- **Stated task**: Copy out the records precisely, omitting pictures.

- **Data provided**:
######

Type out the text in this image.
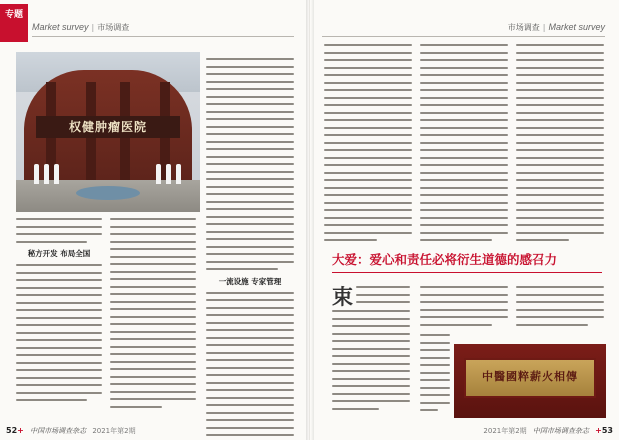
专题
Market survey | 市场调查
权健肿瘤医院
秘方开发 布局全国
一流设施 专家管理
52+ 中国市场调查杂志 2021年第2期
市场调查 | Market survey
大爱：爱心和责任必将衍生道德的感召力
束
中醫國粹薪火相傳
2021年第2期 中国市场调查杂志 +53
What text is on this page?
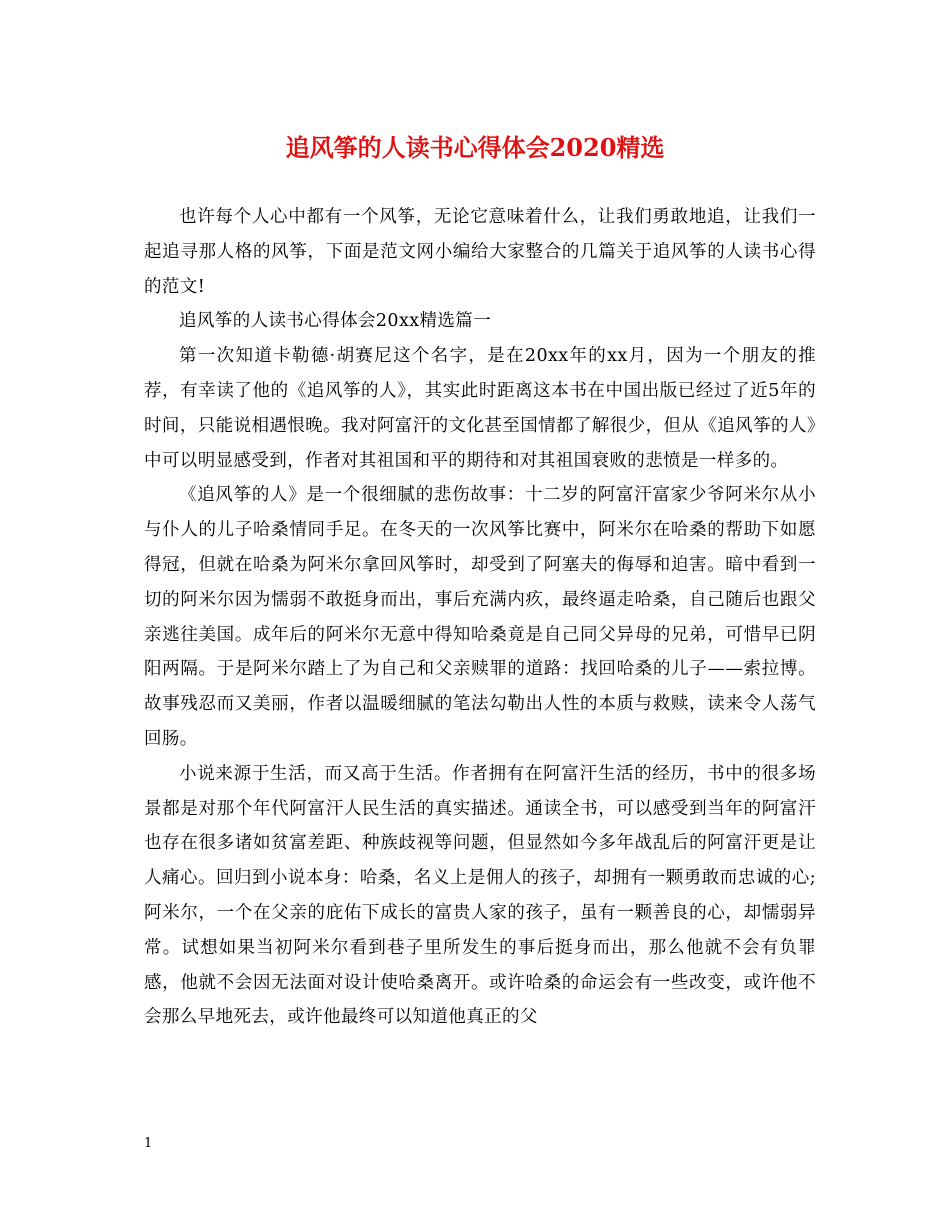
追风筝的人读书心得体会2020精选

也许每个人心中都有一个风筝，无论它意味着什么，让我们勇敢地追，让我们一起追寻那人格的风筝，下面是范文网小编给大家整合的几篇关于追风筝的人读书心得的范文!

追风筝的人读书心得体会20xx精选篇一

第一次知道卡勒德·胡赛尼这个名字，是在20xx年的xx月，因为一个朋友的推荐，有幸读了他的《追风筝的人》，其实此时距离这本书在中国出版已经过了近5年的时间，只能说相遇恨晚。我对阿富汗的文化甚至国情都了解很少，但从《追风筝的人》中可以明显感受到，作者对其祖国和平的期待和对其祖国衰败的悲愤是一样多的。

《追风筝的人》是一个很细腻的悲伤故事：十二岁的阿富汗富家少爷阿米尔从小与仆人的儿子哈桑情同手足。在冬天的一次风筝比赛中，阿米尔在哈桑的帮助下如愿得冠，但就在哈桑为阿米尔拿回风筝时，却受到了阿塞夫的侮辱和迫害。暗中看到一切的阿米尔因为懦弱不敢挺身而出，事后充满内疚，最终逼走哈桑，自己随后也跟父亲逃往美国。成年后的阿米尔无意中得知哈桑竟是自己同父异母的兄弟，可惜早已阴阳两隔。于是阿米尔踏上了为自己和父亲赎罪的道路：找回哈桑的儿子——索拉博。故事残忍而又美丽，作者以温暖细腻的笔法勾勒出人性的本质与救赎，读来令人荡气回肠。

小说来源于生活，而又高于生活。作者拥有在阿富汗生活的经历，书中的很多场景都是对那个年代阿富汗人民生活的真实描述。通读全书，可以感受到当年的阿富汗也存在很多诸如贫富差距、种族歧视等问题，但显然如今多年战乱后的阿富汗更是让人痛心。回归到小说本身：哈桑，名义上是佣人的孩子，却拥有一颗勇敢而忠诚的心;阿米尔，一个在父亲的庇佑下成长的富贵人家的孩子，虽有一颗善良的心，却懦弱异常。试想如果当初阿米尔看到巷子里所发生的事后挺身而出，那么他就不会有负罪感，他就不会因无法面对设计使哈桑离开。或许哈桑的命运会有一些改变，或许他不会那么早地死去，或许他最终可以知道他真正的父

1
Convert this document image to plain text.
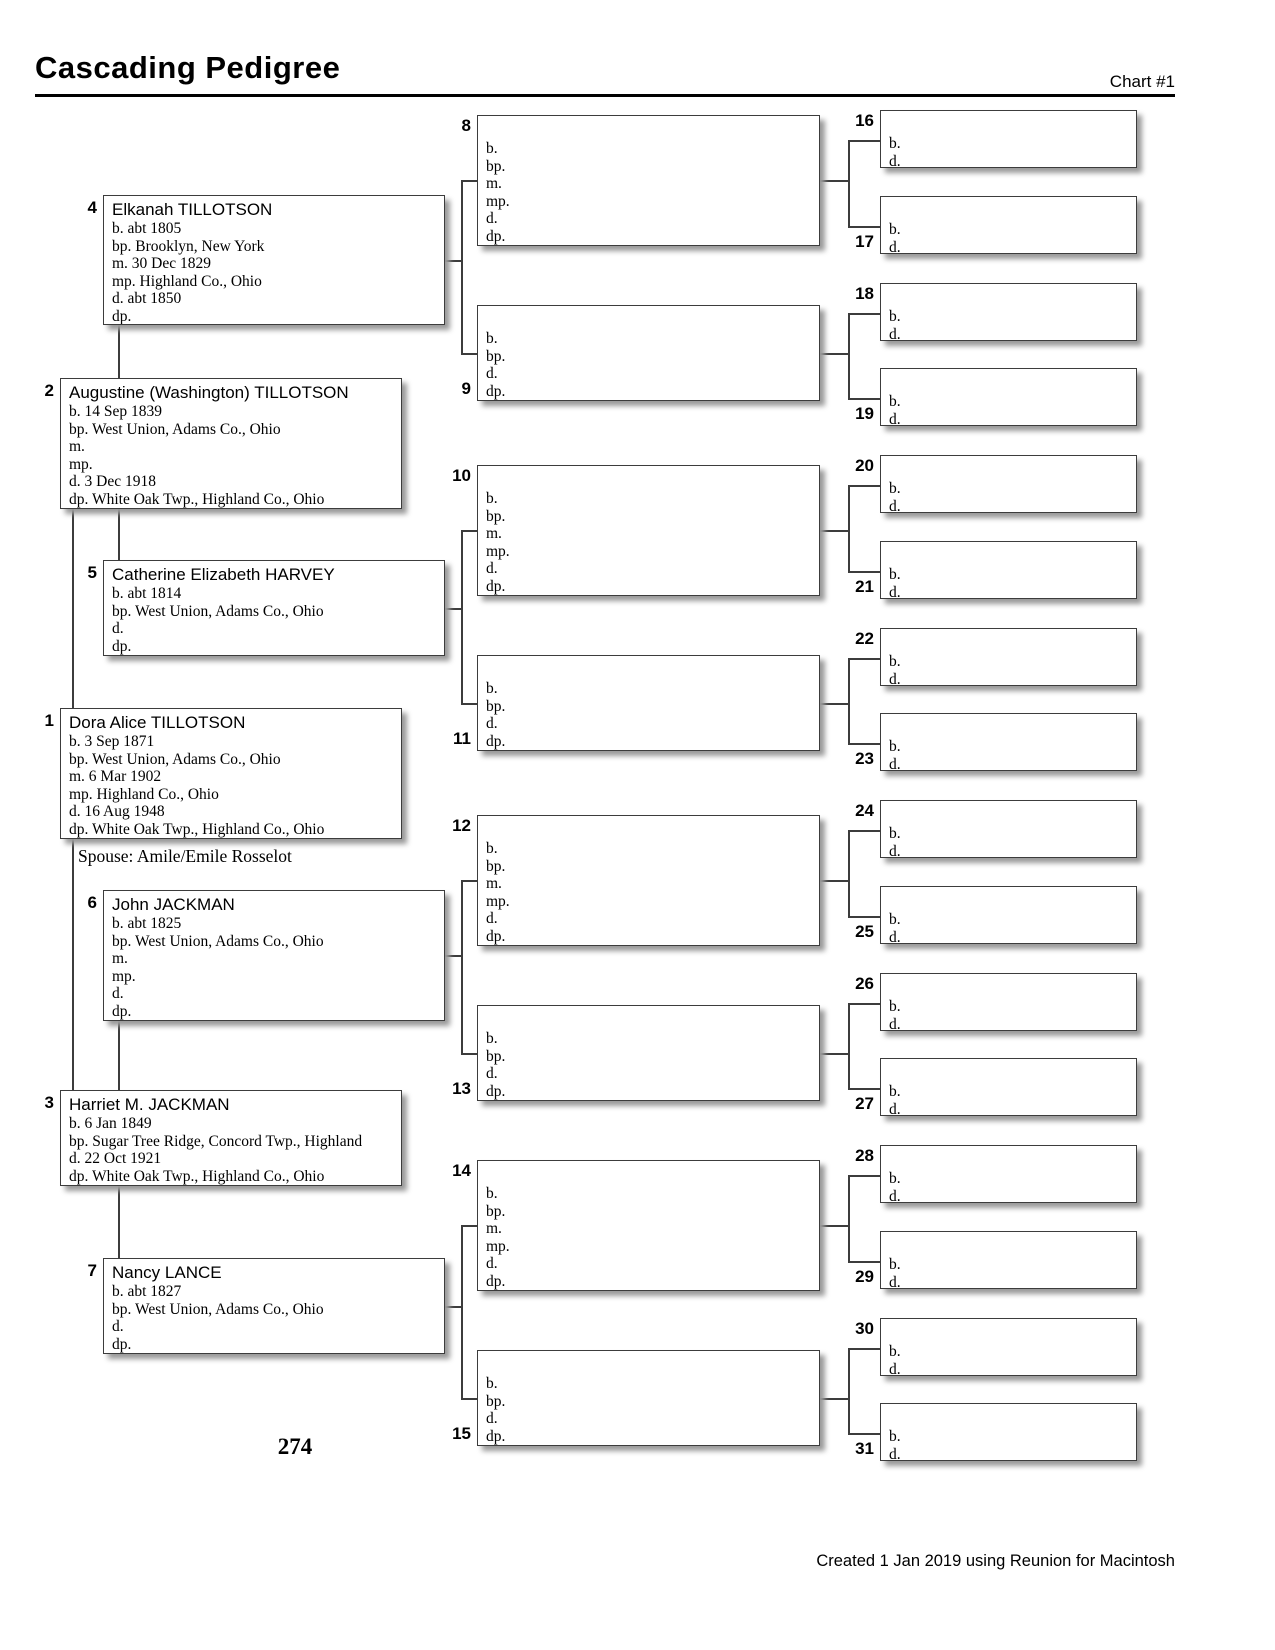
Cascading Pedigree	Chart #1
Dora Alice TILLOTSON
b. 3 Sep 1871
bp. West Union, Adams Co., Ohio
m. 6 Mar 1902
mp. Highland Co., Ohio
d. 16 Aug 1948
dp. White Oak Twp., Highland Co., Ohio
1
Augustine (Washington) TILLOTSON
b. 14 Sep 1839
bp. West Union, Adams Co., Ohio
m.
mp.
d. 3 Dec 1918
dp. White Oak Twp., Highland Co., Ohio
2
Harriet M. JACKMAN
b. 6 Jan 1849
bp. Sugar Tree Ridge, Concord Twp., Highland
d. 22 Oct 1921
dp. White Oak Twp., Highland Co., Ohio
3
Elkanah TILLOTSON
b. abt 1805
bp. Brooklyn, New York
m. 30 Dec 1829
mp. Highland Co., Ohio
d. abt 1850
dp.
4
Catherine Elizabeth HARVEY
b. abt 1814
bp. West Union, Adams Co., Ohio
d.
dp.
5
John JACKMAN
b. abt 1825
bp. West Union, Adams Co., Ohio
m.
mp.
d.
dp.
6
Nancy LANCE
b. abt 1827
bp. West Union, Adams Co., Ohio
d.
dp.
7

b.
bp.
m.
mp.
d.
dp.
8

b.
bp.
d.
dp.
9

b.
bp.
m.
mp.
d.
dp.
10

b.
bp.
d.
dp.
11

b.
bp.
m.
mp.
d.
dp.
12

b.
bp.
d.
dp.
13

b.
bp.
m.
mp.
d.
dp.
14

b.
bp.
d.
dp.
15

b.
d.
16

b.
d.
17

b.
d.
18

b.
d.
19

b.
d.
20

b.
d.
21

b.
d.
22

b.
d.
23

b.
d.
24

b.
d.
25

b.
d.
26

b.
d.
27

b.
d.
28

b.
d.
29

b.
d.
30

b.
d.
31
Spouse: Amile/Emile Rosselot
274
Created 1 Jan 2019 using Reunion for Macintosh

######

- **Solution for this exercise**:
Type out the text in this image.
专题
Market survey | 市场调查
权健肿瘤医院
秘方开发 布局全国
一流设施 专家管理
52+ 中国市场调查杂志 2021年第2期
市场调查 | Market survey
大爱：爱心和责任必将衍生道德的感召力
束
中醫國粹薪火相傳
2021年第2期 中国市场调查杂志 +53
What text is on this page?
追风筝的人读书心得体会2020精选

也许每个人心中都有一个风筝，无论它意味着什么，让我们勇敢地追，让我们一起追寻那人格的风筝，下面是范文网小编给大家整合的几篇关于追风筝的人读书心得的范文!

追风筝的人读书心得体会20xx精选篇一

第一次知道卡勒德·胡赛尼这个名字，是在20xx年的xx月，因为一个朋友的推荐，有幸读了他的《追风筝的人》，其实此时距离这本书在中国出版已经过了近5年的时间，只能说相遇恨晚。我对阿富汗的文化甚至国情都了解很少，但从《追风筝的人》中可以明显感受到，作者对其祖国和平的期待和对其祖国衰败的悲愤是一样多的。

《追风筝的人》是一个很细腻的悲伤故事：十二岁的阿富汗富家少爷阿米尔从小与仆人的儿子哈桑情同手足。在冬天的一次风筝比赛中，阿米尔在哈桑的帮助下如愿得冠，但就在哈桑为阿米尔拿回风筝时，却受到了阿塞夫的侮辱和迫害。暗中看到一切的阿米尔因为懦弱不敢挺身而出，事后充满内疚，最终逼走哈桑，自己随后也跟父亲逃往美国。成年后的阿米尔无意中得知哈桑竟是自己同父异母的兄弟，可惜早已阴阳两隔。于是阿米尔踏上了为自己和父亲赎罪的道路：找回哈桑的儿子——索拉博。故事残忍而又美丽，作者以温暖细腻的笔法勾勒出人性的本质与救赎，读来令人荡气回肠。

小说来源于生活，而又高于生活。作者拥有在阿富汗生活的经历，书中的很多场景都是对那个年代阿富汗人民生活的真实描述。通读全书，可以感受到当年的阿富汗也存在很多诸如贫富差距、种族歧视等问题，但显然如今多年战乱后的阿富汗更是让人痛心。回归到小说本身：哈桑，名义上是佣人的孩子，却拥有一颗勇敢而忠诚的心;阿米尔，一个在父亲的庇佑下成长的富贵人家的孩子，虽有一颗善良的心，却懦弱异常。试想如果当初阿米尔看到巷子里所发生的事后挺身而出，那么他就不会有负罪感，他就不会因无法面对设计使哈桑离开。或许哈桑的命运会有一些改变，或许他不会那么早地死去，或许他最终可以知道他真正的父

1
Convert this document image to plain text.
Cascading Pedigree	Chart #1
Dora Alice TILLOTSON
b. 3 Sep 1871
bp. West Union, Adams Co., Ohio
m. 6 Mar 1902
mp. Highland Co., Ohio
d. 16 Aug 1948
dp. White Oak Twp., Highland Co., Ohio
1
Augustine (Washington) TILLOTSON
b. 14 Sep 1839
bp. West Union, Adams Co., Ohio
m.
mp.
d. 3 Dec 1918
dp. White Oak Twp., Highland Co., Ohio
2
Harriet M. JACKMAN
b. 6 Jan 1849
bp. Sugar Tree Ridge, Concord Twp., Highland
d. 22 Oct 1921
dp. White Oak Twp., Highland Co., Ohio
3
Elkanah TILLOTSON
b. abt 1805
bp. Brooklyn, New York
m. 30 Dec 1829
mp. Highland Co., Ohio
d. abt 1850
dp.
4
Catherine Elizabeth HARVEY
b. abt 1814
bp. West Union, Adams Co., Ohio
d.
dp.
5
John JACKMAN
b. abt 1825
bp. West Union, Adams Co., Ohio
m.
mp.
d.
dp.
6
Nancy LANCE
b. abt 1827
bp. West Union, Adams Co., Ohio
d.
dp.
7

b.
bp.
m.
mp.
d.
dp.
8

b.
bp.
d.
dp.
9

b.
bp.
m.
mp.
d.
dp.
10

b.
bp.
d.
dp.
11

b.
bp.
m.
mp.
d.
dp.
12

b.
bp.
d.
dp.
13

b.
bp.
m.
mp.
d.
dp.
14

b.
bp.
d.
dp.
15

b.
d.
16

b.
d.
17

b.
d.
18

b.
d.
19

b.
d.
20

b.
d.
21

b.
d.
22

b.
d.
23

b.
d.
24

b.
d.
25

b.
d.
26

b.
d.
27

b.
d.
28

b.
d.
29

b.
d.
30

b.
d.
31
Spouse: Amile/Emile Rosselot
274
Created 1 Jan 2019 using Reunion for Macintosh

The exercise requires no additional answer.